■ Your instructions:
Copy out each line exactly as it appears.

■ Dataset:
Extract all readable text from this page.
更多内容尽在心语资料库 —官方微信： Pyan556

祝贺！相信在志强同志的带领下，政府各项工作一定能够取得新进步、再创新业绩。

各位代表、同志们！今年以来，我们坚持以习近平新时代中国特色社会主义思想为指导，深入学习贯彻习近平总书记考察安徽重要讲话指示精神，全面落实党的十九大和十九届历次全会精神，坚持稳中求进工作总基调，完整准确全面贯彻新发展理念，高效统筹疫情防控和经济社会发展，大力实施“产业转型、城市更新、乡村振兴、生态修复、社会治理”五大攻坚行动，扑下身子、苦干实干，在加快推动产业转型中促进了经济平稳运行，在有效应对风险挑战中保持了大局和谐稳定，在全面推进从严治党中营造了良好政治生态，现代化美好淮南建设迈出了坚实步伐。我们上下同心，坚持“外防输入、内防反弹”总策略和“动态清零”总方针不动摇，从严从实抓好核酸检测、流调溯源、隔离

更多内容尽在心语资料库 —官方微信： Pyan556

■ Task output:
Extract all readable text from this page.
更多内容尽在心语资料库 —官方微信： Pyan556

祝贺！相信在志强同志的带领下，政府各项工作一定能够取得新进步、再创新业绩。

各位代表、同志们！今年以来，我们坚持以习近平新时代中国特色社会主义思想为指导，深入学习贯彻习近平总书记考察安徽重要讲话指示精神，全面落实党的十九大和十九届历次全会精神，坚持稳中求进工作总基调，完整准确全面贯彻新发展理念，高效统筹疫情防控和经济社会发展，大力实施“产业转型、城市更新、乡村振兴、生态修复、社会治理”五大攻坚行动，扑下身子、苦干实干，在加快推动产业转型中促进了经济平稳运行，在有效应对风险挑战中保持了大局和谐稳定，在全面推进从严治党中营造了良好政治生态，现代化美好淮南建设迈出了坚实步伐。我们上下同心，坚持“外防输入、内防反弹”总策略和“动态清零”总方针不动摇，从严从实抓好核酸检测、流调溯源、隔离

更多内容尽在心语资料库 —官方微信： Pyan556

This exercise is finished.